● **STATED TASK**
Below is some material; set it all down exactly, apart from the pictures.

##### RECORDS FOR THIS TASK #####

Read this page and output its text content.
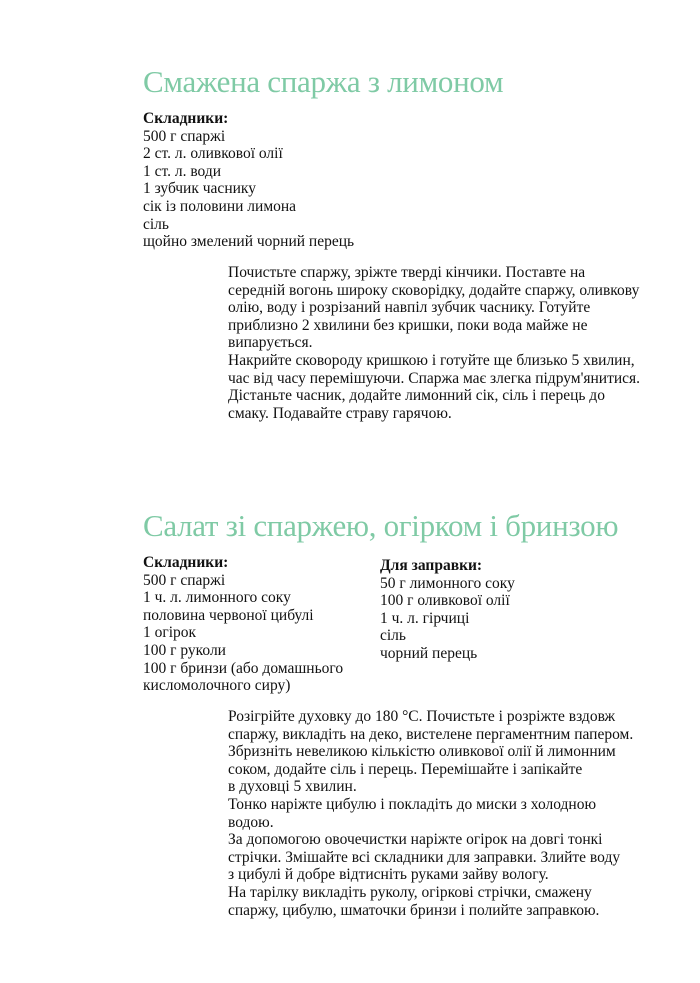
Смажена спаржа з лимоном
Складники:
500 г спаржі
2 ст. л. оливкової олії
1 ст. л. води
1 зубчик часнику
сік із половини лимона
сіль
щойно змелений чорний перець
Почистьте спаржу, зріжте тверді кінчики. Поставте на
середній вогонь широку сковорідку, додайте спаржу, оливкову
олію, воду і розрізаний навпіл зубчик часнику. Готуйте
приблизно 2 хвилини без кришки, поки вода майже не
випарується.
Накрийте сковороду кришкою і готуйте ще близько 5 хвилин,
час від часу перемішуючи. Спаржа має злегка підрум'янитися.
Дістаньте часник, додайте лимонний сік, сіль і перець до
смаку. Подавайте страву гарячою.
Салат зі спаржею, огірком і бринзою
Складники:
500 г спаржі
1 ч. л. лимонного соку
половина червоної цибулі
1 огірок
100 г руколи
100 г бринзи (або домашнього
кисломолочного сиру)
Для заправки:
50 г лимонного соку
100 г оливкової олії
1 ч. л. гірчиці
сіль
чорний перець
Розігрійте духовку до 180 °С. Почистьте і розріжте вздовж
спаржу, викладіть на деко, вистелене пергаментним папером.
Збризніть невеликою кількістю оливкової олії й лимонним
соком, додайте сіль і перець. Перемішайте і запікайте
в духовці 5 хвилин.
Тонко наріжте цибулю і покладіть до миски з холодною
водою.
За допомогою овочечистки наріжте огірок на довгі тонкі
стрічки. Змішайте всі складники для заправки. Злийте воду
з цибулі й добре відтисніть руками зайву вологу.
На тарілку викладіть руколу, огіркові стрічки, смажену
спаржу, цибулю, шматочки бринзи і полийте заправкою.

#####

● **PROBLEM SOLUTION**
Read this page and output its text content.
Смажена спаржа з лимоном
Складники:
500 г спаржі
2 ст. л. оливкової олії
1 ст. л. води
1 зубчик часнику
сік із половини лимона
сіль
щойно змелений чорний перець
Почистьте спаржу, зріжте тверді кінчики. Поставте на
середній вогонь широку сковорідку, додайте спаржу, оливкову
олію, воду і розрізаний навпіл зубчик часнику. Готуйте
приблизно 2 хвилини без кришки, поки вода майже не
випарується.
Накрийте сковороду кришкою і готуйте ще близько 5 хвилин,
час від часу перемішуючи. Спаржа має злегка підрум'янитися.
Дістаньте часник, додайте лимонний сік, сіль і перець до
смаку. Подавайте страву гарячою.
Салат зі спаржею, огірком і бринзою
Складники:
500 г спаржі
1 ч. л. лимонного соку
половина червоної цибулі
1 огірок
100 г руколи
100 г бринзи (або домашнього
кисломолочного сиру)
Для заправки:
50 г лимонного соку
100 г оливкової олії
1 ч. л. гірчиці
сіль
чорний перець
Розігрійте духовку до 180 °С. Почистьте і розріжте вздовж
спаржу, викладіть на деко, вистелене пергаментним папером.
Збризніть невеликою кількістю оливкової олії й лимонним
соком, додайте сіль і перець. Перемішайте і запікайте
в духовці 5 хвилин.
Тонко наріжте цибулю і покладіть до миски з холодною
водою.
За допомогою овочечистки наріжте огірок на довгі тонкі
стрічки. Змішайте всі складники для заправки. Злийте воду
з цибулі й добре відтисніть руками зайву вологу.
На тарілку викладіть руколу, огіркові стрічки, смажену
спаржу, цибулю, шматочки бринзи і полийте заправкою.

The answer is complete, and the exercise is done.